> [Brief]
Transcribe the whole listing without a single picture.

> [Listing]

--------------------------------

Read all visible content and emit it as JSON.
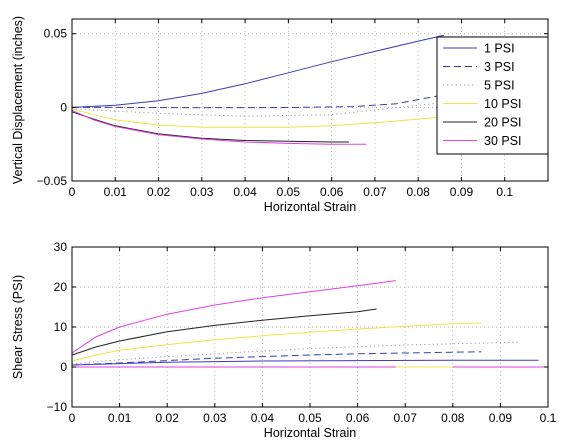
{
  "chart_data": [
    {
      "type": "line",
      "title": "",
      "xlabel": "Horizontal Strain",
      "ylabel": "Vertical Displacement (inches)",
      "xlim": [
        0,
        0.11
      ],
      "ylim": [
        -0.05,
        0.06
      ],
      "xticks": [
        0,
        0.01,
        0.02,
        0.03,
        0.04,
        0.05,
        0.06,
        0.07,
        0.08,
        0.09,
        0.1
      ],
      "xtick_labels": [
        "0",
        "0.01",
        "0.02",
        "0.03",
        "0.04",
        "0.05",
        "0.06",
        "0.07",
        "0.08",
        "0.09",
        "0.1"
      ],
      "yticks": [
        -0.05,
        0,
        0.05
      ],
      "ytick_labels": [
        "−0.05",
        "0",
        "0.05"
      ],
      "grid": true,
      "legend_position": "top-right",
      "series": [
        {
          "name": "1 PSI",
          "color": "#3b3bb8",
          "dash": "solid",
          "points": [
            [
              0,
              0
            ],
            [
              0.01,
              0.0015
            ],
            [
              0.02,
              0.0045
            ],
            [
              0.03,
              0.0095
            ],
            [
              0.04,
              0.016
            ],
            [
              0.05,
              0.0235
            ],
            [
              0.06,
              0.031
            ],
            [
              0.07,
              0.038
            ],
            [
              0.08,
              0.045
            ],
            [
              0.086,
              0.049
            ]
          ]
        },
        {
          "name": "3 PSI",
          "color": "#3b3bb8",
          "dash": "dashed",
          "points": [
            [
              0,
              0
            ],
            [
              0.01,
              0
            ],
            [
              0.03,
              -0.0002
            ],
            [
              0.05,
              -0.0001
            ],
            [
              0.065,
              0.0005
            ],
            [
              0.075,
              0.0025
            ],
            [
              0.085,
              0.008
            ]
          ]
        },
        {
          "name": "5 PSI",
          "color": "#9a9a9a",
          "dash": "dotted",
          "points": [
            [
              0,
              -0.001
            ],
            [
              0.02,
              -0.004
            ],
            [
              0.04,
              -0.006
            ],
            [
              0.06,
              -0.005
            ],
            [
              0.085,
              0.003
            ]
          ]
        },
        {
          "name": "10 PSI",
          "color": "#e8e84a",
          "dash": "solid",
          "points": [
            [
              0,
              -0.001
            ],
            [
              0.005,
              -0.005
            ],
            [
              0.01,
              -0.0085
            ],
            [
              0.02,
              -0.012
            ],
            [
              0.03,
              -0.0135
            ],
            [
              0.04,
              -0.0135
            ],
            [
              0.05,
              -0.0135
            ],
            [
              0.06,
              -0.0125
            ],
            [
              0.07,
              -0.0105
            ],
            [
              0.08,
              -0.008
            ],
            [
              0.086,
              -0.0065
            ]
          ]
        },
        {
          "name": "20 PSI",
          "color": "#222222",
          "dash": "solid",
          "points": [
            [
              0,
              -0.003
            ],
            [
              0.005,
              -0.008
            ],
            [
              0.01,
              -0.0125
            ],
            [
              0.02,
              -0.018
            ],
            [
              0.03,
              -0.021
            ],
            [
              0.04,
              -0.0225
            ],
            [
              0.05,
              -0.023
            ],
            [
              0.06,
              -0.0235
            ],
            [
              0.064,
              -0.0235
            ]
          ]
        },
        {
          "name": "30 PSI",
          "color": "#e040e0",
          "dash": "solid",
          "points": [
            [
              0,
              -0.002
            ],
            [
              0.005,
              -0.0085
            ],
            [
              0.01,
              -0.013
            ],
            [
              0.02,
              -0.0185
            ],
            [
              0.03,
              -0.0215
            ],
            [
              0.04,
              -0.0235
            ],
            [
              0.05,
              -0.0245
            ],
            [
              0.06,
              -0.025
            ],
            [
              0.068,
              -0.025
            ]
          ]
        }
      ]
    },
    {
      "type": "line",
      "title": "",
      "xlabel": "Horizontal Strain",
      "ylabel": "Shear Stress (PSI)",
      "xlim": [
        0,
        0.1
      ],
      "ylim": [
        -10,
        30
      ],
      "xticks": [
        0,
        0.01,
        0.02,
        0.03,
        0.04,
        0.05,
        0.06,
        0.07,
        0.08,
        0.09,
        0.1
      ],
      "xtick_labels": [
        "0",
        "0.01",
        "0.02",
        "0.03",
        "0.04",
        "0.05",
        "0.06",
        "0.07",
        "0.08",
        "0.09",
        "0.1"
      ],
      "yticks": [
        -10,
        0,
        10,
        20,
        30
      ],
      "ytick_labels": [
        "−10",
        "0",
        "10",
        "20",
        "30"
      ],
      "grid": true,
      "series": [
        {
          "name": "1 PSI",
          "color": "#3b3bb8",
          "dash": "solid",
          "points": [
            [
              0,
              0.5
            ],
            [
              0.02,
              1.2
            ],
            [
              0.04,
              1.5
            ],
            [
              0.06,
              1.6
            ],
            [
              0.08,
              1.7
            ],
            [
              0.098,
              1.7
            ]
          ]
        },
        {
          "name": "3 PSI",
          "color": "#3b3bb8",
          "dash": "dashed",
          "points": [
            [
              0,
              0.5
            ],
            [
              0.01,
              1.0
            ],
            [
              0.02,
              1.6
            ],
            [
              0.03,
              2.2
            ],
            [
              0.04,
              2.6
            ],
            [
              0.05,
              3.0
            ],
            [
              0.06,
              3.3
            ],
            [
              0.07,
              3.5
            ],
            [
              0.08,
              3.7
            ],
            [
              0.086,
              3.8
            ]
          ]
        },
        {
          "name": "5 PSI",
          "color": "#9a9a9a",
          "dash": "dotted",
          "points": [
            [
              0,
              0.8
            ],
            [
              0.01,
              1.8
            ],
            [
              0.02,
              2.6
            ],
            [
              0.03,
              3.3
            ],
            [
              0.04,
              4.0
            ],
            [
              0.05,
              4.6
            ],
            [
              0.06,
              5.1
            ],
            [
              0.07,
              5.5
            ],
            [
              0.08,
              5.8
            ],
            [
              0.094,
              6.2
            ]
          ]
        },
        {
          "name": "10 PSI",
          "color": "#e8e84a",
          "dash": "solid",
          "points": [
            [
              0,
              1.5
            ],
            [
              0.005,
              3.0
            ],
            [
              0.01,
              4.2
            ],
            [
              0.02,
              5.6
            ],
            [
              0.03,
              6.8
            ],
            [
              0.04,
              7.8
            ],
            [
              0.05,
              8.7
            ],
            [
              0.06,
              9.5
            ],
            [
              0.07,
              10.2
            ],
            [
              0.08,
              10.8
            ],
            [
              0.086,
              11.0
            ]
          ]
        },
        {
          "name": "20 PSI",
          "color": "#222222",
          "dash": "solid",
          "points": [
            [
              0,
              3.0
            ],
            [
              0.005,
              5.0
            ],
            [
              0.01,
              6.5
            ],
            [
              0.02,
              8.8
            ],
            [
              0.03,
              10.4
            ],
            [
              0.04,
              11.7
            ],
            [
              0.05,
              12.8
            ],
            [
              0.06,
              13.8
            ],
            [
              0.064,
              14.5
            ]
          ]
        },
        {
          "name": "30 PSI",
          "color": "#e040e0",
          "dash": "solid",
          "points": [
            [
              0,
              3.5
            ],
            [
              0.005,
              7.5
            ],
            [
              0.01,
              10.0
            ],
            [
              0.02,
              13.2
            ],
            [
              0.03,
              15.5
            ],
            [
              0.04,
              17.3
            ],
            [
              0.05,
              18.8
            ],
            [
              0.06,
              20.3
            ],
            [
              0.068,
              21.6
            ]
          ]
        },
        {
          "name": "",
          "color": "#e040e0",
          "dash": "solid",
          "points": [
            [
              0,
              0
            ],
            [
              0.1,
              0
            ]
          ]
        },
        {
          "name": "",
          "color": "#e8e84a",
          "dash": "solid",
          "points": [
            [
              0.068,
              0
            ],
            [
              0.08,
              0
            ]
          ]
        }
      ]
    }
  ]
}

--------------------------------

> [Problem solution]
Read all visible content and emit it as JSON.
{
  "chart_data": [
    {
      "type": "line",
      "title": "",
      "xlabel": "Horizontal Strain",
      "ylabel": "Vertical Displacement (inches)",
      "xlim": [
        0,
        0.11
      ],
      "ylim": [
        -0.05,
        0.06
      ],
      "xticks": [
        0,
        0.01,
        0.02,
        0.03,
        0.04,
        0.05,
        0.06,
        0.07,
        0.08,
        0.09,
        0.1
      ],
      "xtick_labels": [
        "0",
        "0.01",
        "0.02",
        "0.03",
        "0.04",
        "0.05",
        "0.06",
        "0.07",
        "0.08",
        "0.09",
        "0.1"
      ],
      "yticks": [
        -0.05,
        0,
        0.05
      ],
      "ytick_labels": [
        "−0.05",
        "0",
        "0.05"
      ],
      "grid": true,
      "legend_position": "top-right",
      "series": [
        {
          "name": "1 PSI",
          "color": "#3b3bb8",
          "dash": "solid",
          "points": [
            [
              0,
              0
            ],
            [
              0.01,
              0.0015
            ],
            [
              0.02,
              0.0045
            ],
            [
              0.03,
              0.0095
            ],
            [
              0.04,
              0.016
            ],
            [
              0.05,
              0.0235
            ],
            [
              0.06,
              0.031
            ],
            [
              0.07,
              0.038
            ],
            [
              0.08,
              0.045
            ],
            [
              0.086,
              0.049
            ]
          ]
        },
        {
          "name": "3 PSI",
          "color": "#3b3bb8",
          "dash": "dashed",
          "points": [
            [
              0,
              0
            ],
            [
              0.01,
              0
            ],
            [
              0.03,
              -0.0002
            ],
            [
              0.05,
              -0.0001
            ],
            [
              0.065,
              0.0005
            ],
            [
              0.075,
              0.0025
            ],
            [
              0.085,
              0.008
            ]
          ]
        },
        {
          "name": "5 PSI",
          "color": "#9a9a9a",
          "dash": "dotted",
          "points": [
            [
              0,
              -0.001
            ],
            [
              0.02,
              -0.004
            ],
            [
              0.04,
              -0.006
            ],
            [
              0.06,
              -0.005
            ],
            [
              0.085,
              0.003
            ]
          ]
        },
        {
          "name": "10 PSI",
          "color": "#e8e84a",
          "dash": "solid",
          "points": [
            [
              0,
              -0.001
            ],
            [
              0.005,
              -0.005
            ],
            [
              0.01,
              -0.0085
            ],
            [
              0.02,
              -0.012
            ],
            [
              0.03,
              -0.0135
            ],
            [
              0.04,
              -0.0135
            ],
            [
              0.05,
              -0.0135
            ],
            [
              0.06,
              -0.0125
            ],
            [
              0.07,
              -0.0105
            ],
            [
              0.08,
              -0.008
            ],
            [
              0.086,
              -0.0065
            ]
          ]
        },
        {
          "name": "20 PSI",
          "color": "#222222",
          "dash": "solid",
          "points": [
            [
              0,
              -0.003
            ],
            [
              0.005,
              -0.008
            ],
            [
              0.01,
              -0.0125
            ],
            [
              0.02,
              -0.018
            ],
            [
              0.03,
              -0.021
            ],
            [
              0.04,
              -0.0225
            ],
            [
              0.05,
              -0.023
            ],
            [
              0.06,
              -0.0235
            ],
            [
              0.064,
              -0.0235
            ]
          ]
        },
        {
          "name": "30 PSI",
          "color": "#e040e0",
          "dash": "solid",
          "points": [
            [
              0,
              -0.002
            ],
            [
              0.005,
              -0.0085
            ],
            [
              0.01,
              -0.013
            ],
            [
              0.02,
              -0.0185
            ],
            [
              0.03,
              -0.0215
            ],
            [
              0.04,
              -0.0235
            ],
            [
              0.05,
              -0.0245
            ],
            [
              0.06,
              -0.025
            ],
            [
              0.068,
              -0.025
            ]
          ]
        }
      ]
    },
    {
      "type": "line",
      "title": "",
      "xlabel": "Horizontal Strain",
      "ylabel": "Shear Stress (PSI)",
      "xlim": [
        0,
        0.1
      ],
      "ylim": [
        -10,
        30
      ],
      "xticks": [
        0,
        0.01,
        0.02,
        0.03,
        0.04,
        0.05,
        0.06,
        0.07,
        0.08,
        0.09,
        0.1
      ],
      "xtick_labels": [
        "0",
        "0.01",
        "0.02",
        "0.03",
        "0.04",
        "0.05",
        "0.06",
        "0.07",
        "0.08",
        "0.09",
        "0.1"
      ],
      "yticks": [
        -10,
        0,
        10,
        20,
        30
      ],
      "ytick_labels": [
        "−10",
        "0",
        "10",
        "20",
        "30"
      ],
      "grid": true,
      "series": [
        {
          "name": "1 PSI",
          "color": "#3b3bb8",
          "dash": "solid",
          "points": [
            [
              0,
              0.5
            ],
            [
              0.02,
              1.2
            ],
            [
              0.04,
              1.5
            ],
            [
              0.06,
              1.6
            ],
            [
              0.08,
              1.7
            ],
            [
              0.098,
              1.7
            ]
          ]
        },
        {
          "name": "3 PSI",
          "color": "#3b3bb8",
          "dash": "dashed",
          "points": [
            [
              0,
              0.5
            ],
            [
              0.01,
              1.0
            ],
            [
              0.02,
              1.6
            ],
            [
              0.03,
              2.2
            ],
            [
              0.04,
              2.6
            ],
            [
              0.05,
              3.0
            ],
            [
              0.06,
              3.3
            ],
            [
              0.07,
              3.5
            ],
            [
              0.08,
              3.7
            ],
            [
              0.086,
              3.8
            ]
          ]
        },
        {
          "name": "5 PSI",
          "color": "#9a9a9a",
          "dash": "dotted",
          "points": [
            [
              0,
              0.8
            ],
            [
              0.01,
              1.8
            ],
            [
              0.02,
              2.6
            ],
            [
              0.03,
              3.3
            ],
            [
              0.04,
              4.0
            ],
            [
              0.05,
              4.6
            ],
            [
              0.06,
              5.1
            ],
            [
              0.07,
              5.5
            ],
            [
              0.08,
              5.8
            ],
            [
              0.094,
              6.2
            ]
          ]
        },
        {
          "name": "10 PSI",
          "color": "#e8e84a",
          "dash": "solid",
          "points": [
            [
              0,
              1.5
            ],
            [
              0.005,
              3.0
            ],
            [
              0.01,
              4.2
            ],
            [
              0.02,
              5.6
            ],
            [
              0.03,
              6.8
            ],
            [
              0.04,
              7.8
            ],
            [
              0.05,
              8.7
            ],
            [
              0.06,
              9.5
            ],
            [
              0.07,
              10.2
            ],
            [
              0.08,
              10.8
            ],
            [
              0.086,
              11.0
            ]
          ]
        },
        {
          "name": "20 PSI",
          "color": "#222222",
          "dash": "solid",
          "points": [
            [
              0,
              3.0
            ],
            [
              0.005,
              5.0
            ],
            [
              0.01,
              6.5
            ],
            [
              0.02,
              8.8
            ],
            [
              0.03,
              10.4
            ],
            [
              0.04,
              11.7
            ],
            [
              0.05,
              12.8
            ],
            [
              0.06,
              13.8
            ],
            [
              0.064,
              14.5
            ]
          ]
        },
        {
          "name": "30 PSI",
          "color": "#e040e0",
          "dash": "solid",
          "points": [
            [
              0,
              3.5
            ],
            [
              0.005,
              7.5
            ],
            [
              0.01,
              10.0
            ],
            [
              0.02,
              13.2
            ],
            [
              0.03,
              15.5
            ],
            [
              0.04,
              17.3
            ],
            [
              0.05,
              18.8
            ],
            [
              0.06,
              20.3
            ],
            [
              0.068,
              21.6
            ]
          ]
        },
        {
          "name": "",
          "color": "#e040e0",
          "dash": "solid",
          "points": [
            [
              0,
              0
            ],
            [
              0.1,
              0
            ]
          ]
        },
        {
          "name": "",
          "color": "#e8e84a",
          "dash": "solid",
          "points": [
            [
              0.068,
              0
            ],
            [
              0.08,
              0
            ]
          ]
        }
      ]
    }
  ]
}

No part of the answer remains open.